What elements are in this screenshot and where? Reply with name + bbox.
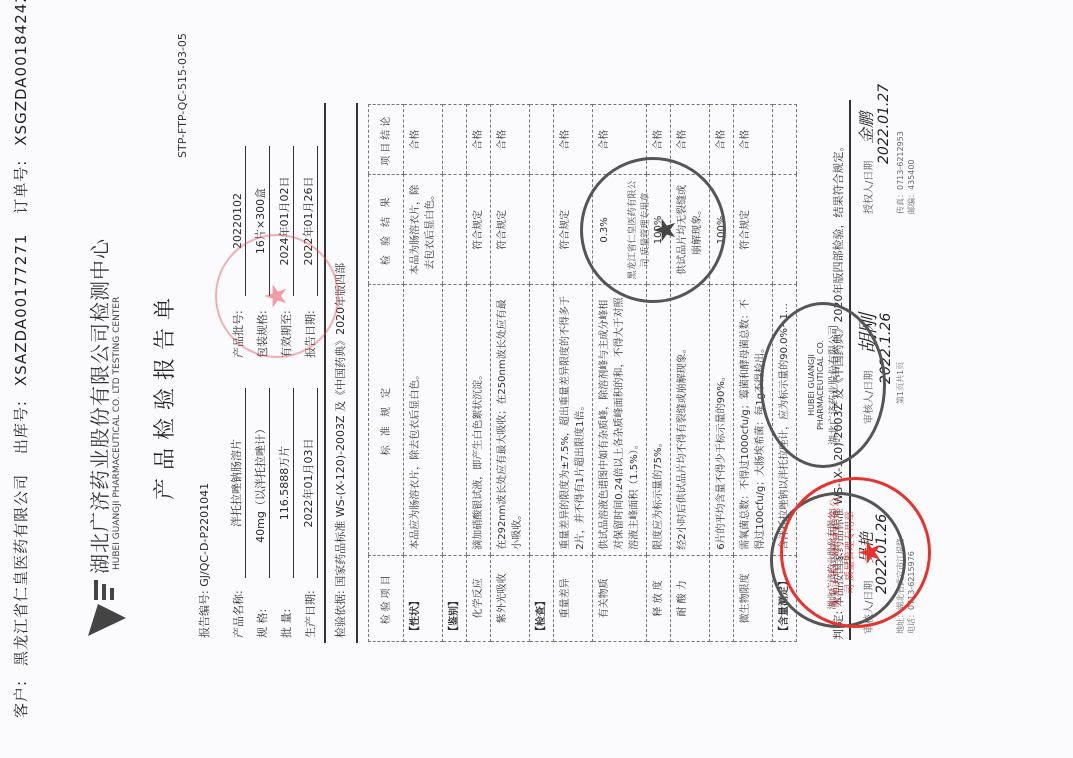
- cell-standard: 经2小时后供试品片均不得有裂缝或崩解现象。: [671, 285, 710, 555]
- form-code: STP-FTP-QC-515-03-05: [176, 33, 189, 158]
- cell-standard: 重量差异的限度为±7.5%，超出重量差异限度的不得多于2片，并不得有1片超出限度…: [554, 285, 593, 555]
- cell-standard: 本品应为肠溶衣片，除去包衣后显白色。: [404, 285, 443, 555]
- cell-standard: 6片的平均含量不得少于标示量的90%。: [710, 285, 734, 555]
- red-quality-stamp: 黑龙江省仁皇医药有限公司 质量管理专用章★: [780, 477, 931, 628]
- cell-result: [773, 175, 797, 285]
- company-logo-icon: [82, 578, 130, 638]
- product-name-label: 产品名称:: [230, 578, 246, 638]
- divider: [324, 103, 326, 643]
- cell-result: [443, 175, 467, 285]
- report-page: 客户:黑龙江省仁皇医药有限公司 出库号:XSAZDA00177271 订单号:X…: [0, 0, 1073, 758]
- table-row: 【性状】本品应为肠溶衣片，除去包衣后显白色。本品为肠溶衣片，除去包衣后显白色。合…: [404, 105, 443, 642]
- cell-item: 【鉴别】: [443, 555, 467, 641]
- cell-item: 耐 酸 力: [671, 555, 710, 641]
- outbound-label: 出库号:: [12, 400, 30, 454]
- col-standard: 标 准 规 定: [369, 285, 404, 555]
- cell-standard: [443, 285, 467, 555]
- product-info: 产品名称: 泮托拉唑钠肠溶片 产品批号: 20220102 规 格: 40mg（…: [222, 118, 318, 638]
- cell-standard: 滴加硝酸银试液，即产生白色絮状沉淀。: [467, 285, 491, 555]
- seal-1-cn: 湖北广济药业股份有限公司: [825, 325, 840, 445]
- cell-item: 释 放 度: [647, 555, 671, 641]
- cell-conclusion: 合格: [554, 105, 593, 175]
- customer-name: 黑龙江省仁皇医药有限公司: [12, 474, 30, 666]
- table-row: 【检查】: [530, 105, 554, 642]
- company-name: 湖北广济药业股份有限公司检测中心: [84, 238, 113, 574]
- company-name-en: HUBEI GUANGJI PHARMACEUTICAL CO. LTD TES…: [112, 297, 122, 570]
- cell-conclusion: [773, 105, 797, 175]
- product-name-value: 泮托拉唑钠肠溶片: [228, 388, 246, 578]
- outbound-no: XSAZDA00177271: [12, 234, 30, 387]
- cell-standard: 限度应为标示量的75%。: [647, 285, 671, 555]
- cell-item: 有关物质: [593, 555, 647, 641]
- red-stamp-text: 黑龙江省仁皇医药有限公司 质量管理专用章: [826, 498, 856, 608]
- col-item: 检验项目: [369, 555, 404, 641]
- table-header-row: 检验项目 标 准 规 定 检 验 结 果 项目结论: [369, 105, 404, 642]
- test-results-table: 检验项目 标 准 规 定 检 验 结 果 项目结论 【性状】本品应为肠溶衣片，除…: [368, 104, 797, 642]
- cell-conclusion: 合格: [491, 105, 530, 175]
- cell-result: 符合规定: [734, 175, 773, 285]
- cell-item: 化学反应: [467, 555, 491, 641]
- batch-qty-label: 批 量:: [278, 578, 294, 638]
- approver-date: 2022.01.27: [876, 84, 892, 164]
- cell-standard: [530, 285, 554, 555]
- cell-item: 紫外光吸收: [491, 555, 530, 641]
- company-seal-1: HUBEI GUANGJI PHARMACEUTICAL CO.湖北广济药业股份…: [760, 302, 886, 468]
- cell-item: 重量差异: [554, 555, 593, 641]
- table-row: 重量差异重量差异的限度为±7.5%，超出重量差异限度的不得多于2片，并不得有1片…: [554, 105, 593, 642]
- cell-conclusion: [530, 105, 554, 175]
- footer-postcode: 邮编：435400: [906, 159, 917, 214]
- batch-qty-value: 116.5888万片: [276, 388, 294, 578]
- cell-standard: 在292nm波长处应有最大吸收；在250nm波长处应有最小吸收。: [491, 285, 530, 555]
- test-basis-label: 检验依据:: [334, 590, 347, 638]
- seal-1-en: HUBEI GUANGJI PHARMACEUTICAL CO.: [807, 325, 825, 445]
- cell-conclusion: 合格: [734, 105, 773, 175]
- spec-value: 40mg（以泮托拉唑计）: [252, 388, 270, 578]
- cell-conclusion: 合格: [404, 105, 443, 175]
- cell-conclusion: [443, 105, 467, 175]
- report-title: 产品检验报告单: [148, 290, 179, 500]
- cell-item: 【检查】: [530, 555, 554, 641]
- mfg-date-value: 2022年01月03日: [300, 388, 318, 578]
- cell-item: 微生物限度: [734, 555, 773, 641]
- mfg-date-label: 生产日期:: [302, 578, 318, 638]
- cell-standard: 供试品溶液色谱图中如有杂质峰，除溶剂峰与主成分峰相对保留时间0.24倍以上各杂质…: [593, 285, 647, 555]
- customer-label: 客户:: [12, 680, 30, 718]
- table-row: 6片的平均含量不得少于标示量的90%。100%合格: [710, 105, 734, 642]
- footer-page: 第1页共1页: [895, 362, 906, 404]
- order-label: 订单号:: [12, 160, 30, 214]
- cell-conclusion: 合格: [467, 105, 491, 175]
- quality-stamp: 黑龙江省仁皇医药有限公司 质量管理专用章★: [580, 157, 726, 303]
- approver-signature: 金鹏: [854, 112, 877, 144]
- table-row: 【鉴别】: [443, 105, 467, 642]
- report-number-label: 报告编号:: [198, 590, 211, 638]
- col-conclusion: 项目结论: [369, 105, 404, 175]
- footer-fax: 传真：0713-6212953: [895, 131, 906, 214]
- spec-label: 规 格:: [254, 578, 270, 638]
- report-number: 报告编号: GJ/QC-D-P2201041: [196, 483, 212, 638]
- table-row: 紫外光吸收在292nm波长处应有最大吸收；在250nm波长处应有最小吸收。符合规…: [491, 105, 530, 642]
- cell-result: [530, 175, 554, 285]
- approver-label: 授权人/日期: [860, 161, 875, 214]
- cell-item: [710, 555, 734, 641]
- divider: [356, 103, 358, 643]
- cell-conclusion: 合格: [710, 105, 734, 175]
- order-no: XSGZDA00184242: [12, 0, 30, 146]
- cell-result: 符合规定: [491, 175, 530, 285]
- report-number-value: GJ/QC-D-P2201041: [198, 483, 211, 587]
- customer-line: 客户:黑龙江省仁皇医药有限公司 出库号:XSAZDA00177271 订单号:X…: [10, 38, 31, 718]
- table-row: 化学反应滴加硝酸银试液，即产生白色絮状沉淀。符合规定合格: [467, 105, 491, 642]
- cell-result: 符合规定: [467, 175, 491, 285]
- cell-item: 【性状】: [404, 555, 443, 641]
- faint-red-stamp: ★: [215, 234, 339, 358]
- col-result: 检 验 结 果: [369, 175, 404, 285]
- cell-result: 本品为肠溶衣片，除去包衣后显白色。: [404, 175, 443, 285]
● ● ● ●
# [PROBLEM TO WORK ON]
Count the lines above that contain the string "质量管理专用章". Give only the number.

# [THE OUTPUT]
3